___ Text extract ___

* [PATCH] Cpuset: alloc_pages_node overrides cpuset constraints
@ 2006-03-18 20:40 Paul Jackson
2006-03-20 7:07 ` Andrew Morton
2006-03-22 16:33 ` Andi Kleen
0 siblings, 2 replies; 6+ messages in thread
From: Paul Jackson @ 2006-03-18 20:40 UTC (permalink / raw)
To: Andrew Morton
Cc: Simon.Derr, linux-kernel, Nick Piggin, Andi Kleen, Paul Jackson,
Dave Hansen, Ingo Molnar, Christoph Lameter
>From Christoph Lameter <clameter@sgi.com>
Make alloc_pages_node() ignore cpusets.
Currently alloc_pages_node() obeys cpusets. If you ask for a page
on a node outside the current tasks cpuset, you will be forced to
take a page within your cpuset instead.
Several kernel mechanisms use alloc_pages_node(), directly or
indirectly, including the numa-aware slab allocator, various device
and bus controller drivers, the page migration facility, the hugetlb
allocator, node local data, numa aware block io scheduler, per-node
mmtimers, per-node network buffers, per-node oprofile buffers, memory
pools, some netfilter counters, and any other caller of kmalloc_node()

___ Stored data ___

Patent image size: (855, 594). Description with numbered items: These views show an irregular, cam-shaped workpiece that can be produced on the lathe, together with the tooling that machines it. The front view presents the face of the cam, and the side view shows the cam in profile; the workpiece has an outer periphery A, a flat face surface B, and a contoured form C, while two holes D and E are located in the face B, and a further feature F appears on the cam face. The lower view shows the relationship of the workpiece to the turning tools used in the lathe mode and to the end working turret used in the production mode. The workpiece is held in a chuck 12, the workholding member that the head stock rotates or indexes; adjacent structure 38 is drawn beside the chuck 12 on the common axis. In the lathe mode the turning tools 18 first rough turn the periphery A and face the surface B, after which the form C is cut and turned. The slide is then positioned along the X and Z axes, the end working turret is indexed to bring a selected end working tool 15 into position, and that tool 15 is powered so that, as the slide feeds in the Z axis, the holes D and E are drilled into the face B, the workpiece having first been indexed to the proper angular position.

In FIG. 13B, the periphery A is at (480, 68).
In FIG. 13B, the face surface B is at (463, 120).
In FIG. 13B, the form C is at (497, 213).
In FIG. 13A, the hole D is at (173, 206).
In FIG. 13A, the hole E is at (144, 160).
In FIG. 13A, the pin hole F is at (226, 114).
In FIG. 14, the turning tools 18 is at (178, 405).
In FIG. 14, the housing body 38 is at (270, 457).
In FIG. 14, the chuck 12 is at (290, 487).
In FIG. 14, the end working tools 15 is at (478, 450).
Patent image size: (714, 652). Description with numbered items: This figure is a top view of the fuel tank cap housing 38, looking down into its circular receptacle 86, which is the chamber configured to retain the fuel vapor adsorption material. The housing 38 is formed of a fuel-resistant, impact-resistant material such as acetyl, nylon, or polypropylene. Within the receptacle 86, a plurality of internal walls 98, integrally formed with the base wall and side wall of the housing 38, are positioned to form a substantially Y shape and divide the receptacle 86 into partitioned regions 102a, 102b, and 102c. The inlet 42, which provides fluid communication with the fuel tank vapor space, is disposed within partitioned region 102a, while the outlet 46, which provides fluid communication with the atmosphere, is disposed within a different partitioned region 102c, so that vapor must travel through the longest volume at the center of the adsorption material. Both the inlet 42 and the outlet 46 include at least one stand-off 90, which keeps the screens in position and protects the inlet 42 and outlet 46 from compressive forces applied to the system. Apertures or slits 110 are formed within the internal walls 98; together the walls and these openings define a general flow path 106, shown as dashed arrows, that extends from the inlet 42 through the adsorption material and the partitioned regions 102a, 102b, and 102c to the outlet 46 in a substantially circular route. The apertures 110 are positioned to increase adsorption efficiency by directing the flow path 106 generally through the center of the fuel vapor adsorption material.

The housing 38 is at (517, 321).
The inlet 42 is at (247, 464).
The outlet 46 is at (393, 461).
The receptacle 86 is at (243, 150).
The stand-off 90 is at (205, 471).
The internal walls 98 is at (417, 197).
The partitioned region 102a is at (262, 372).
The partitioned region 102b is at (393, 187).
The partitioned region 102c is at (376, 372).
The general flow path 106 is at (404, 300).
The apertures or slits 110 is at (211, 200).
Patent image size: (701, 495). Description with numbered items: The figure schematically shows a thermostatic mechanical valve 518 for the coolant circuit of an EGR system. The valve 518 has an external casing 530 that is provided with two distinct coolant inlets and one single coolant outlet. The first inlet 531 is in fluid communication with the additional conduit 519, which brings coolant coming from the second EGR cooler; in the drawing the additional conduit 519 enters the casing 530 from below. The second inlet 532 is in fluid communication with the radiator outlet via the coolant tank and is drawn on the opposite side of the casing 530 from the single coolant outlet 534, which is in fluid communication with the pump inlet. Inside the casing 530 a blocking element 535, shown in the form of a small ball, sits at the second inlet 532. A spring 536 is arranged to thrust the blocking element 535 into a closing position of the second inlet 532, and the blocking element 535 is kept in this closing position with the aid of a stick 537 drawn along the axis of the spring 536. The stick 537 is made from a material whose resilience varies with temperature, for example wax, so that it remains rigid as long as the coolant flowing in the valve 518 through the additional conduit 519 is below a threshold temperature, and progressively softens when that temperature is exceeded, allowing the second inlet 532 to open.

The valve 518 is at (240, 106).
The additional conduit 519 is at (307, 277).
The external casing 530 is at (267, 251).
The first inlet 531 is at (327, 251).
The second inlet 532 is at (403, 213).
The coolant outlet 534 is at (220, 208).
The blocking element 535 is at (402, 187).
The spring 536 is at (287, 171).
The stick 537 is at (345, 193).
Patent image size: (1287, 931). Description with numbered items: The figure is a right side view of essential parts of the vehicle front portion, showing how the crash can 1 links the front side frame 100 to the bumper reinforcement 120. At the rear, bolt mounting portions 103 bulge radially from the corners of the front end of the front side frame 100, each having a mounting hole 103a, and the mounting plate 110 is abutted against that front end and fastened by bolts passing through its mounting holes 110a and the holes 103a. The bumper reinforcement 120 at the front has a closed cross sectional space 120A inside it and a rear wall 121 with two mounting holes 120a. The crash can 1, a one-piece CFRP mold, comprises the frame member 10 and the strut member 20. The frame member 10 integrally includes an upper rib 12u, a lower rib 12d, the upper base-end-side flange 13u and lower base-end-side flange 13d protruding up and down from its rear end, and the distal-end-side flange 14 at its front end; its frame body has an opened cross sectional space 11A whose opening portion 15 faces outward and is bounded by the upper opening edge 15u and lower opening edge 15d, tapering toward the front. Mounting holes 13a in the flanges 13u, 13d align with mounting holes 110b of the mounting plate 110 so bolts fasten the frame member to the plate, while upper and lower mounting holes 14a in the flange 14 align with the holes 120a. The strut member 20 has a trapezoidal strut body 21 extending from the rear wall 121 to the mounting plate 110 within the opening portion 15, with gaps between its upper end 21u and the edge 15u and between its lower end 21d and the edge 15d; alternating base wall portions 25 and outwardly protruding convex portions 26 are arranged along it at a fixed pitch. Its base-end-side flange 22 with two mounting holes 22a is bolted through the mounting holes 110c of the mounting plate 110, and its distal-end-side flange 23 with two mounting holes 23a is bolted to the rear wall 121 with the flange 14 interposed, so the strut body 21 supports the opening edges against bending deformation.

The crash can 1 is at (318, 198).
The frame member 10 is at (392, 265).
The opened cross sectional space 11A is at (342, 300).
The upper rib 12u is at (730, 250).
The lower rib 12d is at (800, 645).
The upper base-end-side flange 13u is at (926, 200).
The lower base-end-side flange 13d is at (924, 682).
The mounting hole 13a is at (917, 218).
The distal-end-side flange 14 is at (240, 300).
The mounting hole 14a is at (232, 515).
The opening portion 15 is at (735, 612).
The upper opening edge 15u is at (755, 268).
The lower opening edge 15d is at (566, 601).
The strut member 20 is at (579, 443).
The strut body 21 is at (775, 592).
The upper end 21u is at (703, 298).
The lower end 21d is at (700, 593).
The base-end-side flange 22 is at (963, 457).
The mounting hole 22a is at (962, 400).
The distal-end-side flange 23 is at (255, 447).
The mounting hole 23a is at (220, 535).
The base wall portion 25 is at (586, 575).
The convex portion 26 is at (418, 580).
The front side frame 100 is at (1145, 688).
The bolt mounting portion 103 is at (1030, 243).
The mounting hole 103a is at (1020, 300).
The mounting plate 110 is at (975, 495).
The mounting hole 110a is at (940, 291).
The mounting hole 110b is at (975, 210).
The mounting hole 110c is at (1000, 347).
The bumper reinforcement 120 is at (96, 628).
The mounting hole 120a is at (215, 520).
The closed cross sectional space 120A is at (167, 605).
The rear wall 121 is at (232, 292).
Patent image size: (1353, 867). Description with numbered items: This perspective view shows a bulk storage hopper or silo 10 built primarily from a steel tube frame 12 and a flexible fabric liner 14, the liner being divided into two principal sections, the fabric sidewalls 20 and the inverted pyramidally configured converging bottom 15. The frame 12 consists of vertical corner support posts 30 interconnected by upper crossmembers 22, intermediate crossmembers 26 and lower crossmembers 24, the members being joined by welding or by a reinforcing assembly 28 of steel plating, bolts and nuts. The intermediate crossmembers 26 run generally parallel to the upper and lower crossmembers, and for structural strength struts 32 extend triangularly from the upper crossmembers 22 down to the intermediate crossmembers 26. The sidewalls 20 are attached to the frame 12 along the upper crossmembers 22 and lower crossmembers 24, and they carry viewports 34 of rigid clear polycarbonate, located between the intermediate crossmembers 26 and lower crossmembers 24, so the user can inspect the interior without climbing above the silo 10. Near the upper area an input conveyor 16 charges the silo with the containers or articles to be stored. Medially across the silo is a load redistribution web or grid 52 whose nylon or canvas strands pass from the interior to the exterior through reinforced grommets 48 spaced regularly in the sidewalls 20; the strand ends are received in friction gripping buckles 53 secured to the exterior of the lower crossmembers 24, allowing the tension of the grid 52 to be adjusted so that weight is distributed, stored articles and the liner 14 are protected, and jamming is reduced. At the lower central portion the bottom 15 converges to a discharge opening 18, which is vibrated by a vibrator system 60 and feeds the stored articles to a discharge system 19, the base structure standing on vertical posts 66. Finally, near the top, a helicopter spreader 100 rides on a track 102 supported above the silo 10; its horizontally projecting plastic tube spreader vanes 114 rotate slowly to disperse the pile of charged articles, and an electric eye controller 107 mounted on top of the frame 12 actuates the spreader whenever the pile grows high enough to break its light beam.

___

Task set:
• a. Check each statement against the cpuset patch message. For each, answer yes or no and quote the words from the message that decide it.
(i) The patch makes alloc_pages_node() ignore cpusets.
(ii) Under the current behavior, asking for a page on a node outside the current task's cpuset still yields a page on that node.
(iii) The page migration facility is among the kernel mechanisms that use alloc_pages_node().
• b. In the cpuset patch message, who is listed on the To line?
• c. Write the next part of the cpuset patch message, picking up after its final line.

Answers to the problems:
• a.
(i) Yes: "Make alloc_pages_node() ignore cpusets."
(ii) No: "you will be forced to take a page within your cpuset instead."
(iii) Yes: "the page migration facility"

• b. Andrew Morton.

• c.
or vmalloc_node().
These mechanisms are expecting to get memory on the node they asked
for, regardless of user imposed cpuset memory placement constraints.
This patch adds a __GFP_NOCPUSET flag to disable cpuset memory
placement. It is set in alloc_pages_node() and checked in
__cpuset_zone_allowed(). The routine alloc_pages_node() is the
common routine that all node-specific allocation calls resolve to, and
__cpuset_zone_allowed() is called from the hook beneath __alloc_pages()
to enforce cpuset memory constraints.
Signed-off-by: Christoph Lameter <clameter@sgi.com>
Signed-off-by: Paul Jackson <pj@sgi.com>
---
Andrew,
This is needed for memory migration to work if it is invoked from
a task that is cpuset memory constrained. Without this, writing a
cpusets 'mems' file (when its memory_migrate flag is set '1') from
a task that is in some limited cpuset (not all memory nodes allowed)
causes the migration to go to the memory nodes in that writing tasks
cpuset, not to the requested memory nodes in the 'mems' value written.
I recommend it as a fix in 2.6.16. -pj
include/linux/gfp.h | 6 ++++++
kernel/cpuset.c | 2 ++
2 files changed, 8 insertions(+)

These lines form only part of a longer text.